- **Data entries for graphics**:
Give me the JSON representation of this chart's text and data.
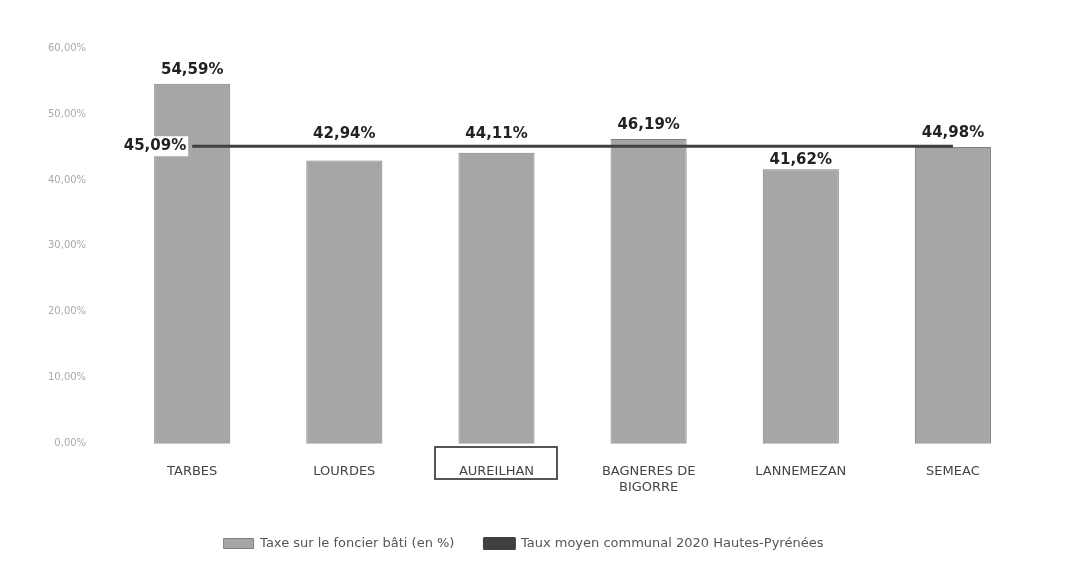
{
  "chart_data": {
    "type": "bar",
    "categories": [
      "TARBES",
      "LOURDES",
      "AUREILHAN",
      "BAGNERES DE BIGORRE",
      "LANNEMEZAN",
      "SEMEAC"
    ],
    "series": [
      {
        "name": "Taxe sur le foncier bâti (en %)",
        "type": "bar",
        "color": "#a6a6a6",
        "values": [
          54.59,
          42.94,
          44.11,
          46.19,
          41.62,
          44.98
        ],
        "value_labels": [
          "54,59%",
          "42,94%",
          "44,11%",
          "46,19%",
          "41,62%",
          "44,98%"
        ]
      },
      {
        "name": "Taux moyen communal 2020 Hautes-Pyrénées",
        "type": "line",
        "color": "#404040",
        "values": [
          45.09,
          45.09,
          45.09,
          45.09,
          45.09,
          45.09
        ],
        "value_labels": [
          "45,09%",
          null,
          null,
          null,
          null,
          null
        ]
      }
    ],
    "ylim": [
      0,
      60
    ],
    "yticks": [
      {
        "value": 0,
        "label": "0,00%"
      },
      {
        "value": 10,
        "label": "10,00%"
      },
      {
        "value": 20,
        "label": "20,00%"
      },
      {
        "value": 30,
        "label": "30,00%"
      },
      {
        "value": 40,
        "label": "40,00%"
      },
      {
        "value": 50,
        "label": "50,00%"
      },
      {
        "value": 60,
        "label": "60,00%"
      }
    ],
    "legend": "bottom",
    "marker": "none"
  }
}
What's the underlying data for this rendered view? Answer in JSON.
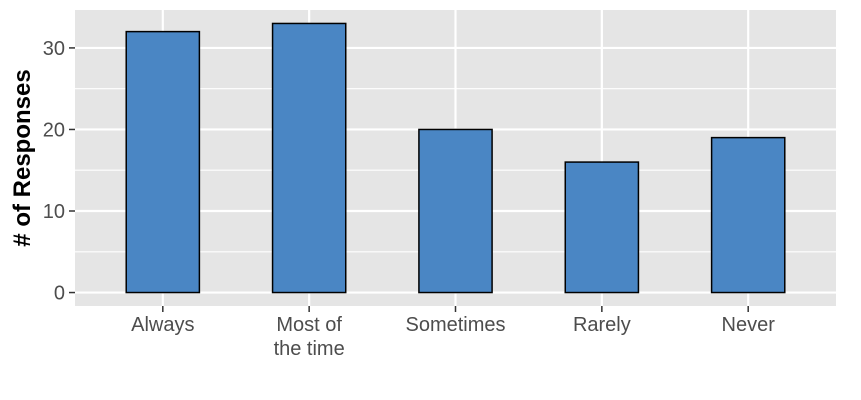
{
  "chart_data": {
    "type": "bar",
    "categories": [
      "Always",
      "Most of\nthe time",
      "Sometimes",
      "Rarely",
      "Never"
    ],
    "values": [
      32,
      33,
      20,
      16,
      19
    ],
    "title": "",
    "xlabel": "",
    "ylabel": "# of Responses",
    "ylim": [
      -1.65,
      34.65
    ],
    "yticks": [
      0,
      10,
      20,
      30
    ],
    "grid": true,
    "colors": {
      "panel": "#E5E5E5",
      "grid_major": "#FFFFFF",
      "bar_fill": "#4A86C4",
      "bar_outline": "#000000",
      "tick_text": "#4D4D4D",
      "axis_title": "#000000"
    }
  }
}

- **WORK REQUIRED**: Repeat the material above word for word and skip every image in it.

- **WRITTEN REPLY**:
Give me the JSON representation of this chart's text and data.
{
  "chart_data": {
    "type": "bar",
    "categories": [
      "TARBES",
      "LOURDES",
      "AUREILHAN",
      "BAGNERES DE BIGORRE",
      "LANNEMEZAN",
      "SEMEAC"
    ],
    "series": [
      {
        "name": "Taxe sur le foncier bâti (en %)",
        "type": "bar",
        "color": "#a6a6a6",
        "values": [
          54.59,
          42.94,
          44.11,
          46.19,
          41.62,
          44.98
        ],
        "value_labels": [
          "54,59%",
          "42,94%",
          "44,11%",
          "46,19%",
          "41,62%",
          "44,98%"
        ]
      },
      {
        "name": "Taux moyen communal 2020 Hautes-Pyrénées",
        "type": "line",
        "color": "#404040",
        "values": [
          45.09,
          45.09,
          45.09,
          45.09,
          45.09,
          45.09
        ],
        "value_labels": [
          "45,09%",
          null,
          null,
          null,
          null,
          null
        ]
      }
    ],
    "ylim": [
      0,
      60
    ],
    "yticks": [
      {
        "value": 0,
        "label": "0,00%"
      },
      {
        "value": 10,
        "label": "10,00%"
      },
      {
        "value": 20,
        "label": "20,00%"
      },
      {
        "value": 30,
        "label": "30,00%"
      },
      {
        "value": 40,
        "label": "40,00%"
      },
      {
        "value": 50,
        "label": "50,00%"
      },
      {
        "value": 60,
        "label": "60,00%"
      }
    ],
    "legend": "bottom",
    "marker": "none"
  }
}
What's the underlying data for this rendered view? Answer in JSON.
{
  "chart_data": {
    "type": "bar",
    "categories": [
      "Always",
      "Most of\nthe time",
      "Sometimes",
      "Rarely",
      "Never"
    ],
    "values": [
      32,
      33,
      20,
      16,
      19
    ],
    "title": "",
    "xlabel": "",
    "ylabel": "# of Responses",
    "ylim": [
      -1.65,
      34.65
    ],
    "yticks": [
      0,
      10,
      20,
      30
    ],
    "grid": true,
    "colors": {
      "panel": "#E5E5E5",
      "grid_major": "#FFFFFF",
      "bar_fill": "#4A86C4",
      "bar_outline": "#000000",
      "tick_text": "#4D4D4D",
      "axis_title": "#000000"
    }
  }
}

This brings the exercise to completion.